- _TASK INSTRUCTIONS_
Without omitting anything, retype the data that follows.
++++++++++++++++++++
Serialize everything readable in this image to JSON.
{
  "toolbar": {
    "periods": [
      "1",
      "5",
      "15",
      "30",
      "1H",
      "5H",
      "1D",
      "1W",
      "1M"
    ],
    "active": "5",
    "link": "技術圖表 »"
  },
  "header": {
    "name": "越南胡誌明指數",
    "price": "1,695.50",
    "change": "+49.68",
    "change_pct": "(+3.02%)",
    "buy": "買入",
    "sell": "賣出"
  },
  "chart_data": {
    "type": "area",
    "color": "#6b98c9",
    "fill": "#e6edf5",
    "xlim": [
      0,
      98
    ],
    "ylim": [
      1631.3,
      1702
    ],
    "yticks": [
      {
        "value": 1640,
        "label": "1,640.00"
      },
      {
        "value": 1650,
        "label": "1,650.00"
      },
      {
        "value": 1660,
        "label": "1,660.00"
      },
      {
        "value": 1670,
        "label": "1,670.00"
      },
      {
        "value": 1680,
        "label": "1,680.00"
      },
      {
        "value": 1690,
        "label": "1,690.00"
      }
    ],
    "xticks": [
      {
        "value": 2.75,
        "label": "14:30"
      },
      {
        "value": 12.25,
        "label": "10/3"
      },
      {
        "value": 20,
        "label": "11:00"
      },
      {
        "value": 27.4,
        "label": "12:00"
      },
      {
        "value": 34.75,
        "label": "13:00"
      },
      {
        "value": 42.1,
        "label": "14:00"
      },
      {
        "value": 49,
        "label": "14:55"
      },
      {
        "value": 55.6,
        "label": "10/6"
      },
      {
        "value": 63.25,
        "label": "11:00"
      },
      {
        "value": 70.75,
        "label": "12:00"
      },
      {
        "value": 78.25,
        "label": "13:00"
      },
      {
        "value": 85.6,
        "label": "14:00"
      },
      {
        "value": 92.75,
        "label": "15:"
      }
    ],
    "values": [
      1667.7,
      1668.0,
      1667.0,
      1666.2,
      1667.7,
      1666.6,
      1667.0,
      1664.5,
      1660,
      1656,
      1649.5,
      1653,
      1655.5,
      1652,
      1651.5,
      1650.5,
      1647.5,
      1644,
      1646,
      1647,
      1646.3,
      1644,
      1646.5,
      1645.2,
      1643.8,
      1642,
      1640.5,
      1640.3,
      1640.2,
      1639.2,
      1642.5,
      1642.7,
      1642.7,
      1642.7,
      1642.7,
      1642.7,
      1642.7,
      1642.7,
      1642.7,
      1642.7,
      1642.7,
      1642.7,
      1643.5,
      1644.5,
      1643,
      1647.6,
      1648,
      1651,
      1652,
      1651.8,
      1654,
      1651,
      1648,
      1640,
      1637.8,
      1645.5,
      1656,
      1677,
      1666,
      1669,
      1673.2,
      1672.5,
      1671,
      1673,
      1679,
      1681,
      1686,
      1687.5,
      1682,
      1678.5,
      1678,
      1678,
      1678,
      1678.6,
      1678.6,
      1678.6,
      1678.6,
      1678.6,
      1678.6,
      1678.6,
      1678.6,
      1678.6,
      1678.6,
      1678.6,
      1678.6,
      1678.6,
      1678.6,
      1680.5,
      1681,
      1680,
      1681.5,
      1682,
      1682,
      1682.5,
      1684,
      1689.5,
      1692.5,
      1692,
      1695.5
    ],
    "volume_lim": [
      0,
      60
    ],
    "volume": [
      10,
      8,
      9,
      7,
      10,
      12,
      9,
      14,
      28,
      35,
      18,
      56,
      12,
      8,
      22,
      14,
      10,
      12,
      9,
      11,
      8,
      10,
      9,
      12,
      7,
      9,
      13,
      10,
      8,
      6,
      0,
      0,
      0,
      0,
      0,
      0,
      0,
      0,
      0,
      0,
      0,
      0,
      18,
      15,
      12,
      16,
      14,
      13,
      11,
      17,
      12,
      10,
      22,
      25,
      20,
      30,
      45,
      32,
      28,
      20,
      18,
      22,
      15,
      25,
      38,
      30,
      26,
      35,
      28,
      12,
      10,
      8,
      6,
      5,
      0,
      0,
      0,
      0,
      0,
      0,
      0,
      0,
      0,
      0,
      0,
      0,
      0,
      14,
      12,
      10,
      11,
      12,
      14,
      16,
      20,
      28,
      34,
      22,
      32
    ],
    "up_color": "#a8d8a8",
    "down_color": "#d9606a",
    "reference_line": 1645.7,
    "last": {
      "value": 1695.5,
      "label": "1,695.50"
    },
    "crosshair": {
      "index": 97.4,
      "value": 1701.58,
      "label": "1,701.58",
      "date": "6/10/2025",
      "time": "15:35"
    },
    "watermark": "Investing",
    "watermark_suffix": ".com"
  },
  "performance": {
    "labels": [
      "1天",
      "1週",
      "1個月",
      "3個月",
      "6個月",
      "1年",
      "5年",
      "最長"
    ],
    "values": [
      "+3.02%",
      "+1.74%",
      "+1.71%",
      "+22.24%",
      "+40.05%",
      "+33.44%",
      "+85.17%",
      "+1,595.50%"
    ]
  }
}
++++++++++++++++++++
- _EXERCISE ANSWER_
Serialize everything readable in this image to JSON.
{
  "toolbar": {
    "periods": [
      "1",
      "5",
      "15",
      "30",
      "1H",
      "5H",
      "1D",
      "1W",
      "1M"
    ],
    "active": "5",
    "link": "技術圖表 »"
  },
  "header": {
    "name": "越南胡誌明指數",
    "price": "1,695.50",
    "change": "+49.68",
    "change_pct": "(+3.02%)",
    "buy": "買入",
    "sell": "賣出"
  },
  "chart_data": {
    "type": "area",
    "color": "#6b98c9",
    "fill": "#e6edf5",
    "xlim": [
      0,
      98
    ],
    "ylim": [
      1631.3,
      1702
    ],
    "yticks": [
      {
        "value": 1640,
        "label": "1,640.00"
      },
      {
        "value": 1650,
        "label": "1,650.00"
      },
      {
        "value": 1660,
        "label": "1,660.00"
      },
      {
        "value": 1670,
        "label": "1,670.00"
      },
      {
        "value": 1680,
        "label": "1,680.00"
      },
      {
        "value": 1690,
        "label": "1,690.00"
      }
    ],
    "xticks": [
      {
        "value": 2.75,
        "label": "14:30"
      },
      {
        "value": 12.25,
        "label": "10/3"
      },
      {
        "value": 20,
        "label": "11:00"
      },
      {
        "value": 27.4,
        "label": "12:00"
      },
      {
        "value": 34.75,
        "label": "13:00"
      },
      {
        "value": 42.1,
        "label": "14:00"
      },
      {
        "value": 49,
        "label": "14:55"
      },
      {
        "value": 55.6,
        "label": "10/6"
      },
      {
        "value": 63.25,
        "label": "11:00"
      },
      {
        "value": 70.75,
        "label": "12:00"
      },
      {
        "value": 78.25,
        "label": "13:00"
      },
      {
        "value": 85.6,
        "label": "14:00"
      },
      {
        "value": 92.75,
        "label": "15:"
      }
    ],
    "values": [
      1667.7,
      1668.0,
      1667.0,
      1666.2,
      1667.7,
      1666.6,
      1667.0,
      1664.5,
      1660,
      1656,
      1649.5,
      1653,
      1655.5,
      1652,
      1651.5,
      1650.5,
      1647.5,
      1644,
      1646,
      1647,
      1646.3,
      1644,
      1646.5,
      1645.2,
      1643.8,
      1642,
      1640.5,
      1640.3,
      1640.2,
      1639.2,
      1642.5,
      1642.7,
      1642.7,
      1642.7,
      1642.7,
      1642.7,
      1642.7,
      1642.7,
      1642.7,
      1642.7,
      1642.7,
      1642.7,
      1643.5,
      1644.5,
      1643,
      1647.6,
      1648,
      1651,
      1652,
      1651.8,
      1654,
      1651,
      1648,
      1640,
      1637.8,
      1645.5,
      1656,
      1677,
      1666,
      1669,
      1673.2,
      1672.5,
      1671,
      1673,
      1679,
      1681,
      1686,
      1687.5,
      1682,
      1678.5,
      1678,
      1678,
      1678,
      1678.6,
      1678.6,
      1678.6,
      1678.6,
      1678.6,
      1678.6,
      1678.6,
      1678.6,
      1678.6,
      1678.6,
      1678.6,
      1678.6,
      1678.6,
      1678.6,
      1680.5,
      1681,
      1680,
      1681.5,
      1682,
      1682,
      1682.5,
      1684,
      1689.5,
      1692.5,
      1692,
      1695.5
    ],
    "volume_lim": [
      0,
      60
    ],
    "volume": [
      10,
      8,
      9,
      7,
      10,
      12,
      9,
      14,
      28,
      35,
      18,
      56,
      12,
      8,
      22,
      14,
      10,
      12,
      9,
      11,
      8,
      10,
      9,
      12,
      7,
      9,
      13,
      10,
      8,
      6,
      0,
      0,
      0,
      0,
      0,
      0,
      0,
      0,
      0,
      0,
      0,
      0,
      18,
      15,
      12,
      16,
      14,
      13,
      11,
      17,
      12,
      10,
      22,
      25,
      20,
      30,
      45,
      32,
      28,
      20,
      18,
      22,
      15,
      25,
      38,
      30,
      26,
      35,
      28,
      12,
      10,
      8,
      6,
      5,
      0,
      0,
      0,
      0,
      0,
      0,
      0,
      0,
      0,
      0,
      0,
      0,
      0,
      14,
      12,
      10,
      11,
      12,
      14,
      16,
      20,
      28,
      34,
      22,
      32
    ],
    "up_color": "#a8d8a8",
    "down_color": "#d9606a",
    "reference_line": 1645.7,
    "last": {
      "value": 1695.5,
      "label": "1,695.50"
    },
    "crosshair": {
      "index": 97.4,
      "value": 1701.58,
      "label": "1,701.58",
      "date": "6/10/2025",
      "time": "15:35"
    },
    "watermark": "Investing",
    "watermark_suffix": ".com"
  },
  "performance": {
    "labels": [
      "1天",
      "1週",
      "1個月",
      "3個月",
      "6個月",
      "1年",
      "5年",
      "最長"
    ],
    "values": [
      "+3.02%",
      "+1.74%",
      "+1.71%",
      "+22.24%",
      "+40.05%",
      "+33.44%",
      "+85.17%",
      "+1,595.50%"
    ]
  }
}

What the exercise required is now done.